-- Begin Input for this task --

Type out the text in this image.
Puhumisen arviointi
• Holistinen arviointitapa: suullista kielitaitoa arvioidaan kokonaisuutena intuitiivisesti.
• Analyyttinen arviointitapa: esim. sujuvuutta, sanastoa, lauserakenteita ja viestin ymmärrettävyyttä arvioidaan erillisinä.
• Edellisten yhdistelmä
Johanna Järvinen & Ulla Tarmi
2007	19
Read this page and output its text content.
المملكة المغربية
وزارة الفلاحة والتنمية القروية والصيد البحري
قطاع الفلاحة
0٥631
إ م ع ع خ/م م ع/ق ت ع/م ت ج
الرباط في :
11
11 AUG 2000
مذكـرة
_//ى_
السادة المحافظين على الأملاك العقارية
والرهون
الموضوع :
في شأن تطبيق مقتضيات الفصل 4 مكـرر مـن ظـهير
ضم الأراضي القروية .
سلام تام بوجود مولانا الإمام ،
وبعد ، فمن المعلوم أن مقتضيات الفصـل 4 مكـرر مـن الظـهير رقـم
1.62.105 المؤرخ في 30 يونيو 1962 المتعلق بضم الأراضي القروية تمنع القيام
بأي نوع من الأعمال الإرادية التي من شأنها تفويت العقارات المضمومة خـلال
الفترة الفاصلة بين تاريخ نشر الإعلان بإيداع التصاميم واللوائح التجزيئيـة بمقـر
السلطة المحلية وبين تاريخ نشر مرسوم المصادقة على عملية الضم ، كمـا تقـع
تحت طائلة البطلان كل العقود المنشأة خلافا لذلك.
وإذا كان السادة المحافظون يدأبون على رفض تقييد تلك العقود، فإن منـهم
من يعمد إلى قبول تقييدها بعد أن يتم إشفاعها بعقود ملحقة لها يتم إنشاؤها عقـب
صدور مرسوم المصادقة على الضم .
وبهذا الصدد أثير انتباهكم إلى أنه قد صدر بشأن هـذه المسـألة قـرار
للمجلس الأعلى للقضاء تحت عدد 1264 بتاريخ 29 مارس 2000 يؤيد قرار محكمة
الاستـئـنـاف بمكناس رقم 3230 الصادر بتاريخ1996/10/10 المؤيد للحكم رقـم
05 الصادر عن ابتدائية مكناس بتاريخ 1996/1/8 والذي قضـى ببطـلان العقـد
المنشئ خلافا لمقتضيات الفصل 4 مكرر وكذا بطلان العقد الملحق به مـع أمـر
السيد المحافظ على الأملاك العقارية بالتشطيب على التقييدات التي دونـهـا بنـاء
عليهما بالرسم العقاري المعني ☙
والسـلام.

-- End Input for this task --

(Exercise directions) Faithfully reproduce all of the records, character for character.

(Output for this exercise)
Type out the text in this image.
Puhumisen arviointi
• Holistinen arviointitapa: suullista kielitaitoa arvioidaan kokonaisuutena intuitiivisesti.
• Analyyttinen arviointitapa: esim. sujuvuutta, sanastoa, lauserakenteita ja viestin ymmärrettävyyttä arvioidaan erillisinä.
• Edellisten yhdistelmä
Johanna Järvinen & Ulla Tarmi
2007	19
Read this page and output its text content.
المملكة المغربية
وزارة الفلاحة والتنمية القروية والصيد البحري
قطاع الفلاحة
0٥631
إ م ع ع خ/م م ع/ق ت ع/م ت ج
الرباط في :
11
11 AUG 2000
مذكـرة
_//ى_
السادة المحافظين على الأملاك العقارية
والرهون
الموضوع :
في شأن تطبيق مقتضيات الفصل 4 مكـرر مـن ظـهير
ضم الأراضي القروية .
سلام تام بوجود مولانا الإمام ،
وبعد ، فمن المعلوم أن مقتضيات الفصـل 4 مكـرر مـن الظـهير رقـم
1.62.105 المؤرخ في 30 يونيو 1962 المتعلق بضم الأراضي القروية تمنع القيام
بأي نوع من الأعمال الإرادية التي من شأنها تفويت العقارات المضمومة خـلال
الفترة الفاصلة بين تاريخ نشر الإعلان بإيداع التصاميم واللوائح التجزيئيـة بمقـر
السلطة المحلية وبين تاريخ نشر مرسوم المصادقة على عملية الضم ، كمـا تقـع
تحت طائلة البطلان كل العقود المنشأة خلافا لذلك.
وإذا كان السادة المحافظون يدأبون على رفض تقييد تلك العقود، فإن منـهم
من يعمد إلى قبول تقييدها بعد أن يتم إشفاعها بعقود ملحقة لها يتم إنشاؤها عقـب
صدور مرسوم المصادقة على الضم .
وبهذا الصدد أثير انتباهكم إلى أنه قد صدر بشأن هـذه المسـألة قـرار
للمجلس الأعلى للقضاء تحت عدد 1264 بتاريخ 29 مارس 2000 يؤيد قرار محكمة
الاستـئـنـاف بمكناس رقم 3230 الصادر بتاريخ1996/10/10 المؤيد للحكم رقـم
05 الصادر عن ابتدائية مكناس بتاريخ 1996/1/8 والذي قضـى ببطـلان العقـد
المنشئ خلافا لمقتضيات الفصل 4 مكرر وكذا بطلان العقد الملحق به مـع أمـر
السيد المحافظ على الأملاك العقارية بالتشطيب على التقييدات التي دونـهـا بنـاء
عليهما بالرسم العقاري المعني ☙
والسـلام.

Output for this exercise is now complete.